WORK ORDER A:
In the Jameson, Missouri article, turn the paragraph beginning "As of the census of 2010" into a short list that keeps its main facts.
WORK ORDER B:
Write out the part of the Jameson, Missouri article starting with "Population (2020)" and going on through "the 2020 census.", word for word.

*** EXCERPT Section Begins ***

- Location of Jameson, Missouri
- Coordinates: 40°00′21″N 93°59′16″W﻿ / ﻿40.00583°N 93.98778°W
- Country: United States
- State: Missouri
- County: Daviess

Area
- • Total: 0.22 sq mi (0.58 km^{2})
- • Land: 0.22 sq mi (0.58 km^{2})
- • Water: 0 sq mi (0.00 km^{2})
- Elevation: 833 ft (254 m)

Population (2020)
- • Total: 73
- • Density: 325.7/sq mi (125.77/km^{2})
- Time zone: UTC-6 (Central (CST))
- • Summer (DST): UTC-5 (CDT)
- ZIP code: 64647
- Area code: 660
- FIPS code: 29-36314
- GNIS feature ID: 2397009
- Website: www.jamesonmo.org

= Jameson, Missouri =

Jameson is a village in Daviess County, Missouri, United States. The population was 73 at the 2020 census.

==History==
Jameson was originally named Feurt Summit, and under the latter name was laid out in 1871. A post office called Jameson has been in operation since 1871.

==Geography==

According to the United States Census Bureau, the village has a total area of 0.22 sqmi, all land.

==Demographics==

Historical population
| Census | Pop. | Note | %± |
| 1880 | 405 |  | — |
| 1890 | 429 |  | 5.9% |
| 1900 | 335 |  | −21.9% |
| 1910 | 358 |  | 6.9% |
| 1920 | 329 |  | −8.1% |
| 1930 | 260 |  | −21.0% |
| 1940 | 223 |  | −14.2% |
| 1950 | 185 |  | −17.0% |
| 1960 | 177 |  | −4.3% |
| 1970 | 172 |  | −2.8% |
| 1980 | 172 |  | 0.0% |
| 1990 | 149 |  | −13.4% |
| 2000 | 120 |  | −19.5% |
| 2010 | 133 |  | 10.8% |
| 2020 | 73 |  | −45.1% |
U.S. Decennial Census

===2010 census===
As of the census of 2010, there were 133 people, 50 households, and 32 families living in the village. The population density was 604.5 PD/sqmi. There were 63 housing units at an average density of 286.4 /sqmi. The racial makeup of the village was 88.0% White, 2.3% Native American, 0.8% from other races, and 9.0% from two or more races. Hispanic or Latino of any race were 3.0% of the population.

*** EXCERPT Section Ends ***
*** GIVEN ENTRIES Section Begins ***

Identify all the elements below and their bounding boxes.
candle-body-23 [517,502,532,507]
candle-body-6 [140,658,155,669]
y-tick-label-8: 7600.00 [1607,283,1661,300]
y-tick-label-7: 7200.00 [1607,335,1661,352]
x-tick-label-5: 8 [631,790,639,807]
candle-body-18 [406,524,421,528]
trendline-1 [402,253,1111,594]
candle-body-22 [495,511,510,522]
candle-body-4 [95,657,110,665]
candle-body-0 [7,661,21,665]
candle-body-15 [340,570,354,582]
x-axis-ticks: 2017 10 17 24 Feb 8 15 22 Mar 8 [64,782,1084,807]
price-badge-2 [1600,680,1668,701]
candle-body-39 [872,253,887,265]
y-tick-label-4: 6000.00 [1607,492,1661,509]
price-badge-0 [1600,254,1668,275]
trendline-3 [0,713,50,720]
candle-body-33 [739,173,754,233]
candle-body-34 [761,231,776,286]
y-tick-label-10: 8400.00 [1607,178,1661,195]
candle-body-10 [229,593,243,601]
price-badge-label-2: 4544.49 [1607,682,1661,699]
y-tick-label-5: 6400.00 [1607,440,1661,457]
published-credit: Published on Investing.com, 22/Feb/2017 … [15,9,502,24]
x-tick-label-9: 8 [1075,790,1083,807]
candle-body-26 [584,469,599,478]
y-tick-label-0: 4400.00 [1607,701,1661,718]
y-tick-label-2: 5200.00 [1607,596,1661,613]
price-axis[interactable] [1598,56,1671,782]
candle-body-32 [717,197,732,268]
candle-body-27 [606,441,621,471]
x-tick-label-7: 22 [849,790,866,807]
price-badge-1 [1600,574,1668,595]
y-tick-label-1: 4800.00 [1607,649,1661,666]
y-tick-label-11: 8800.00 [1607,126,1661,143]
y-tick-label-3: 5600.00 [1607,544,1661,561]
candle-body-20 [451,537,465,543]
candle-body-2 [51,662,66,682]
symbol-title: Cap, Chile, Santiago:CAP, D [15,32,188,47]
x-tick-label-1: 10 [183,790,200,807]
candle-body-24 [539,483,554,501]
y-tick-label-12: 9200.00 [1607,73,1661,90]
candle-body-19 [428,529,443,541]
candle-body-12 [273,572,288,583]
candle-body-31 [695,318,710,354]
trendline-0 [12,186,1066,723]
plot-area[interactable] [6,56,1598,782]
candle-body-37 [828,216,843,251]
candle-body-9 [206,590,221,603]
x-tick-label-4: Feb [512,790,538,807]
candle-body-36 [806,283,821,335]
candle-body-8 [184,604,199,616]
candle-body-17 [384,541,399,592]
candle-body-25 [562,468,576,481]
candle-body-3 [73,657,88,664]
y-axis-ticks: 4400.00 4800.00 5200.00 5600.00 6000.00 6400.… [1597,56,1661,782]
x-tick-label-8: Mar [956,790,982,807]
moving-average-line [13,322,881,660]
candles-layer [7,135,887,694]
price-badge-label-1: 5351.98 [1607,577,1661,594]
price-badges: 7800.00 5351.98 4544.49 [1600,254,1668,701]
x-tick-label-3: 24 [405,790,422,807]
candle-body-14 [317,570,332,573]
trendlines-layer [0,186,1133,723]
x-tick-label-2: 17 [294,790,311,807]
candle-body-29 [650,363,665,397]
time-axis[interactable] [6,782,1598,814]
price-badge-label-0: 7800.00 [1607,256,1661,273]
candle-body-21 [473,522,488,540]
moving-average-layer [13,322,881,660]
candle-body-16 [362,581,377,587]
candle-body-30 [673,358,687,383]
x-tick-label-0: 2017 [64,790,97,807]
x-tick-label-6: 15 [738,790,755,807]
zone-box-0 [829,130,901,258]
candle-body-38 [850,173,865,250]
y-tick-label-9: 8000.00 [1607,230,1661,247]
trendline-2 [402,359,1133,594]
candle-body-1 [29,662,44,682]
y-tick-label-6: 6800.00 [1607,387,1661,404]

*** GIVEN ENTRIES Section Ends ***

OUTPUT A:
- People: 133, in 50 households and 32 families
- Population density: 604.5 per square mile
- Housing units: 63, at an average density of 286.4 per square mile
- Racial makeup: 88.0% White, 2.3% Native American, 0.8% from other races, 9.0% from two or more races
- Hispanic or Latino of any race: 3.0% of the population

OUTPUT B:
Population (2020)
- • Total: 73
- • Density: 325.7/sq mi (125.77/km^{2})
- Time zone: UTC-6 (Central (CST))
- • Summer (DST): UTC-5 (CDT)
- ZIP code: 64647
- Area code: 660
- FIPS code: 29-36314
- GNIS feature ID: 2397009
- Website: www.jamesonmo.org

= Jameson, Missouri =

Jameson is a village in Daviess County, Missouri, United States. The population was 73 at the 2020 census.